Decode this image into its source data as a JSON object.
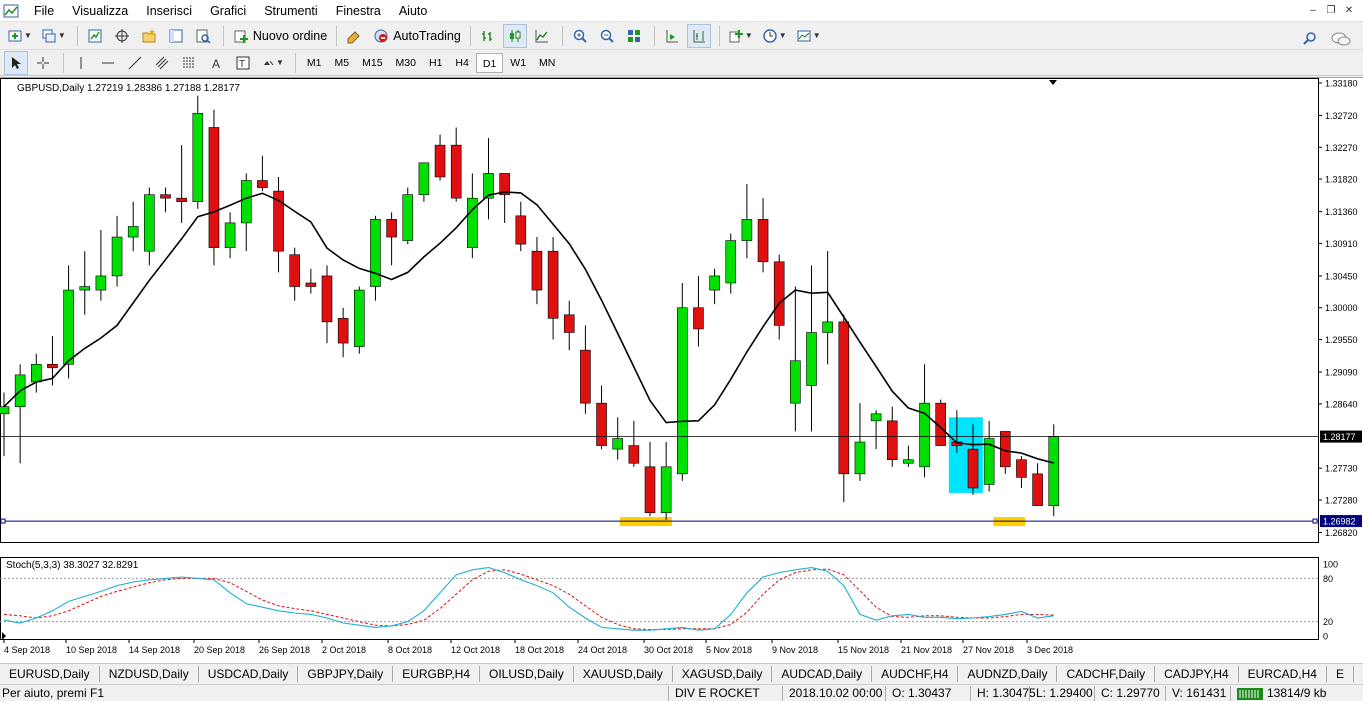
{
  "menu": [
    "File",
    "Visualizza",
    "Inserisci",
    "Grafici",
    "Strumenti",
    "Finestra",
    "Aiuto"
  ],
  "toolbar": {
    "new_order_label": "Nuovo ordine",
    "autotrading_label": "AutoTrading",
    "timeframes": [
      "M1",
      "M5",
      "M15",
      "M30",
      "H1",
      "H4",
      "D1",
      "W1",
      "MN"
    ],
    "active_timeframe": "D1"
  },
  "chart": {
    "header": "GBPUSD,Daily  1.27219 1.28386 1.27188 1.28177",
    "indicator_header": "Stoch(5,3,3) 38.3027 32.8291",
    "current_price": "1.28177",
    "marker_price": "1.26982",
    "colors": {
      "bull": "#00e000",
      "bear": "#e01010",
      "ma": "#000000",
      "stoch_main": "#20b0d0",
      "stoch_signal": "#e01010",
      "highlight_cyan": "#00e5ff",
      "highlight_yellow": "#ffd000",
      "price_label_bg": "#000080"
    }
  },
  "chart_data": {
    "type": "candlestick",
    "symbol": "GBPUSD",
    "timeframe": "Daily",
    "y_ticks": [
      "1.33180",
      "1.32720",
      "1.32270",
      "1.31820",
      "1.31360",
      "1.30910",
      "1.30450",
      "1.30000",
      "1.29550",
      "1.29090",
      "1.28640",
      "1.27730",
      "1.27280",
      "1.26820"
    ],
    "ylim": [
      1.267,
      1.3325
    ],
    "x_labels": [
      "4 Sep 2018",
      "10 Sep 2018",
      "14 Sep 2018",
      "20 Sep 2018",
      "26 Sep 2018",
      "2 Oct 2018",
      "8 Oct 2018",
      "12 Oct 2018",
      "18 Oct 2018",
      "24 Oct 2018",
      "30 Oct 2018",
      "5 Nov 2018",
      "9 Nov 2018",
      "15 Nov 2018",
      "21 Nov 2018",
      "27 Nov 2018",
      "3 Dec 2018"
    ],
    "candles": [
      [
        1.285,
        1.288,
        1.279,
        1.286
      ],
      [
        1.286,
        1.292,
        1.278,
        1.2905
      ],
      [
        1.2895,
        1.2935,
        1.288,
        1.292
      ],
      [
        1.292,
        1.296,
        1.289,
        1.2915
      ],
      [
        1.292,
        1.306,
        1.29,
        1.3025
      ],
      [
        1.3025,
        1.308,
        1.299,
        1.303
      ],
      [
        1.3025,
        1.311,
        1.301,
        1.3045
      ],
      [
        1.3045,
        1.313,
        1.303,
        1.31
      ],
      [
        1.31,
        1.315,
        1.308,
        1.3115
      ],
      [
        1.308,
        1.317,
        1.306,
        1.316
      ],
      [
        1.316,
        1.317,
        1.3135,
        1.3155
      ],
      [
        1.3155,
        1.323,
        1.312,
        1.315
      ],
      [
        1.315,
        1.33,
        1.314,
        1.3275
      ],
      [
        1.3255,
        1.328,
        1.306,
        1.3085
      ],
      [
        1.3085,
        1.3135,
        1.307,
        1.312
      ],
      [
        1.312,
        1.319,
        1.308,
        1.318
      ],
      [
        1.318,
        1.3215,
        1.3165,
        1.317
      ],
      [
        1.3165,
        1.3185,
        1.305,
        1.308
      ],
      [
        1.3075,
        1.3085,
        1.301,
        1.303
      ],
      [
        1.3035,
        1.3055,
        1.302,
        1.303
      ],
      [
        1.3045,
        1.306,
        1.295,
        1.298
      ],
      [
        1.2985,
        1.3,
        1.293,
        1.295
      ],
      [
        1.2945,
        1.303,
        1.2935,
        1.3025
      ],
      [
        1.303,
        1.313,
        1.301,
        1.3125
      ],
      [
        1.3125,
        1.3135,
        1.306,
        1.31
      ],
      [
        1.3095,
        1.317,
        1.309,
        1.316
      ],
      [
        1.316,
        1.32,
        1.315,
        1.3205
      ],
      [
        1.323,
        1.3245,
        1.318,
        1.3185
      ],
      [
        1.323,
        1.3255,
        1.315,
        1.3155
      ],
      [
        1.3085,
        1.319,
        1.307,
        1.3155
      ],
      [
        1.3155,
        1.324,
        1.3125,
        1.319
      ],
      [
        1.319,
        1.3185,
        1.312,
        1.316
      ],
      [
        1.313,
        1.315,
        1.308,
        1.309
      ],
      [
        1.308,
        1.31,
        1.3005,
        1.3025
      ],
      [
        1.308,
        1.31,
        1.2955,
        1.2985
      ],
      [
        1.299,
        1.301,
        1.294,
        1.2965
      ],
      [
        1.294,
        1.2975,
        1.285,
        1.2865
      ],
      [
        1.2865,
        1.289,
        1.28,
        1.2805
      ],
      [
        1.28,
        1.2845,
        1.2785,
        1.2815
      ],
      [
        1.2805,
        1.284,
        1.2775,
        1.278
      ],
      [
        1.2775,
        1.281,
        1.2705,
        1.271
      ],
      [
        1.271,
        1.281,
        1.27,
        1.2775
      ],
      [
        1.2765,
        1.3035,
        1.2755,
        1.3
      ],
      [
        1.3,
        1.3045,
        1.2945,
        1.297
      ],
      [
        1.3025,
        1.3055,
        1.3005,
        1.3045
      ],
      [
        1.3035,
        1.3105,
        1.302,
        1.3095
      ],
      [
        1.3095,
        1.3175,
        1.307,
        1.3125
      ],
      [
        1.3125,
        1.3155,
        1.305,
        1.3065
      ],
      [
        1.3065,
        1.3075,
        1.2955,
        1.2975
      ],
      [
        1.2865,
        1.303,
        1.2825,
        1.2925
      ],
      [
        1.289,
        1.306,
        1.2825,
        1.2965
      ],
      [
        1.2965,
        1.308,
        1.292,
        1.298
      ],
      [
        1.298,
        1.299,
        1.2725,
        1.2765
      ],
      [
        1.2765,
        1.2865,
        1.2755,
        1.281
      ],
      [
        1.284,
        1.2855,
        1.28,
        1.285
      ],
      [
        1.284,
        1.286,
        1.2775,
        1.2785
      ],
      [
        1.278,
        1.2805,
        1.2775,
        1.2785
      ],
      [
        1.2775,
        1.292,
        1.276,
        1.2865
      ],
      [
        1.2865,
        1.287,
        1.281,
        1.2805
      ],
      [
        1.281,
        1.2855,
        1.2795,
        1.2805
      ],
      [
        1.28,
        1.2835,
        1.2735,
        1.2745
      ],
      [
        1.275,
        1.284,
        1.274,
        1.2815
      ],
      [
        1.2825,
        1.2815,
        1.2765,
        1.2775
      ],
      [
        1.2785,
        1.279,
        1.2745,
        1.276
      ],
      [
        1.2765,
        1.278,
        1.2735,
        1.272
      ],
      [
        1.272,
        1.2835,
        1.2705,
        1.2818
      ]
    ],
    "ma_period_label": "",
    "stoch": {
      "k": [
        22,
        18,
        25,
        35,
        48,
        55,
        62,
        70,
        75,
        78,
        80,
        82,
        80,
        78,
        60,
        45,
        40,
        35,
        32,
        30,
        25,
        18,
        15,
        12,
        14,
        20,
        35,
        60,
        85,
        92,
        95,
        88,
        78,
        70,
        60,
        40,
        25,
        12,
        10,
        8,
        8,
        10,
        12,
        8,
        10,
        30,
        60,
        82,
        88,
        92,
        95,
        90,
        70,
        30,
        22,
        28,
        30,
        26,
        26,
        24,
        25,
        27,
        30,
        34,
        25,
        28
      ],
      "d": [
        30,
        28,
        25,
        28,
        35,
        45,
        55,
        62,
        68,
        74,
        78,
        80,
        80,
        80,
        74,
        62,
        50,
        42,
        38,
        35,
        30,
        25,
        20,
        15,
        14,
        16,
        22,
        38,
        58,
        78,
        90,
        92,
        86,
        78,
        70,
        58,
        42,
        26,
        16,
        10,
        9,
        9,
        10,
        10,
        10,
        16,
        33,
        58,
        78,
        88,
        92,
        93,
        85,
        63,
        40,
        27,
        26,
        28,
        28,
        26,
        25,
        25,
        27,
        30,
        30,
        29
      ],
      "levels": [
        "100",
        "80",
        "20",
        "0"
      ]
    }
  },
  "tabs": [
    "EURUSD,Daily",
    "NZDUSD,Daily",
    "USDCAD,Daily",
    "GBPJPY,Daily",
    "EURGBP,H4",
    "OILUSD,Daily",
    "XAUUSD,Daily",
    "XAGUSD,Daily",
    "AUDCAD,Daily",
    "AUDCHF,H4",
    "AUDNZD,Daily",
    "CADCHF,Daily",
    "CADJPY,H4",
    "EURCAD,H4",
    "E"
  ],
  "status": {
    "help": "Per aiuto, premi F1",
    "profile": "DIV E ROCKET",
    "datetime": "2018.10.02 00:00",
    "open": "O: 1.30437",
    "high": "H: 1.30475",
    "low": "L: 1.29400",
    "close": "C: 1.29770",
    "volume": "V: 161431",
    "traffic": "13814/9 kb"
  }
}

§ **What is being asked**
Scan the material above. Extract every line in which the word "GBPUSD" occurs.

§ **Reply**
    "header": "GBPUSD,Daily  1.27219 1.28386 1.27188 1.28177",
    "symbol": "GBPUSD",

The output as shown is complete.